Copy every record below exactly as written, but leave out the pictures.

---------- Material for this task

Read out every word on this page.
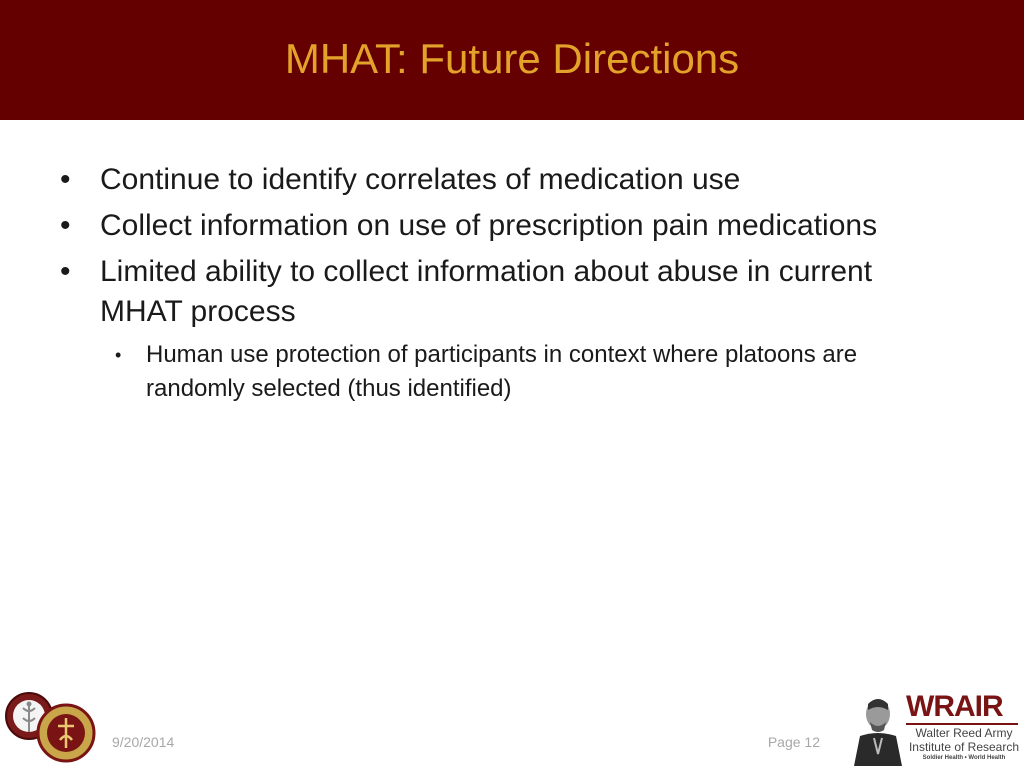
MHAT: Future Directions
• Continue to identify correlates of medication use
• Collect information on use of prescription pain medications
• Limited ability to collect information about abuse in current MHAT process
• Human use protection of participants in context where platoons are randomly selected (thus identified)
9/20/2014	Page 12
WRAIR
Walter Reed Army
Institute of Research
Soldier Health • World Health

--------------------

> [Response below]:
Read out every word on this page.
MHAT: Future Directions
• Continue to identify correlates of medication use
• Collect information on use of prescription pain medications
• Limited ability to collect information about abuse in current MHAT process
• Human use protection of participants in context where platoons are randomly selected (thus identified)
9/20/2014	Page 12
WRAIR
Walter Reed Army
Institute of Research
Soldier Health • World Health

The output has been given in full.